───── DATA FOR PROCESSING
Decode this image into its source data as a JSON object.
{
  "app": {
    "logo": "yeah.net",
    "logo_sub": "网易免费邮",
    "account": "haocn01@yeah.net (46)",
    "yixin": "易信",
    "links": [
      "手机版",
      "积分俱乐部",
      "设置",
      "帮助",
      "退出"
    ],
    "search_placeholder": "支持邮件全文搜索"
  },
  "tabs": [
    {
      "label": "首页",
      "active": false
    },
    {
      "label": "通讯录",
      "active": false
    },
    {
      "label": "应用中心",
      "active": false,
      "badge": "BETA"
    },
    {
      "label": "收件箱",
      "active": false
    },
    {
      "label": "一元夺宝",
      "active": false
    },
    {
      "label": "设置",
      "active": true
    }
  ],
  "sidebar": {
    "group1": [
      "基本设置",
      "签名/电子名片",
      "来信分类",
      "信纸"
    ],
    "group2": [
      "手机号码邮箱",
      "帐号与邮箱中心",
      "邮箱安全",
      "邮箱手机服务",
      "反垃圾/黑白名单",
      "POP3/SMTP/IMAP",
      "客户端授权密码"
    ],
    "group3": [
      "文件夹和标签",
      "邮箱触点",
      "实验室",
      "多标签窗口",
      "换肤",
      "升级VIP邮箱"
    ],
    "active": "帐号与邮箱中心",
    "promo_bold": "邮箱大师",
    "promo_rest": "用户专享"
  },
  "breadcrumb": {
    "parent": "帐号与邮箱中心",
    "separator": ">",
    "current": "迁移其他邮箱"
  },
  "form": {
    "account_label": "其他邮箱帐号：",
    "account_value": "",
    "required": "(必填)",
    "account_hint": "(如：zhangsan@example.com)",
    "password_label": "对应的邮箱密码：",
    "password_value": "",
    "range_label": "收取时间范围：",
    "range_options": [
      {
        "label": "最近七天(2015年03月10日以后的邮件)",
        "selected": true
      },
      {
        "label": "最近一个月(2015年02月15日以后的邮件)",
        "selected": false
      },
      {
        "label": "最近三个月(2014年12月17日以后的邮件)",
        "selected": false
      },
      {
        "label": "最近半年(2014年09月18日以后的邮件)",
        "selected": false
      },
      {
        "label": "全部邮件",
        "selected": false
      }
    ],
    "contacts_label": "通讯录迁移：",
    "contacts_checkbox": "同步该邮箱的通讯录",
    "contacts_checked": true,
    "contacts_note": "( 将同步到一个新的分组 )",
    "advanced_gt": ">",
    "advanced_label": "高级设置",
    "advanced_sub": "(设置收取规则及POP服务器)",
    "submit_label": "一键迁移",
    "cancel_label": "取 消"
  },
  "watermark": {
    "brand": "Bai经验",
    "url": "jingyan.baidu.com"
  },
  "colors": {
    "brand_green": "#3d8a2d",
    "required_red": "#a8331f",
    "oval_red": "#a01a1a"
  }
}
──────────
> [WRITTEN PROBLEM]: List each line in the listing that contains the string "yeah".

> [TASK RESPONSE]:
    "logo": "yeah.net",
    "account": "haocn01@yeah.net (46)",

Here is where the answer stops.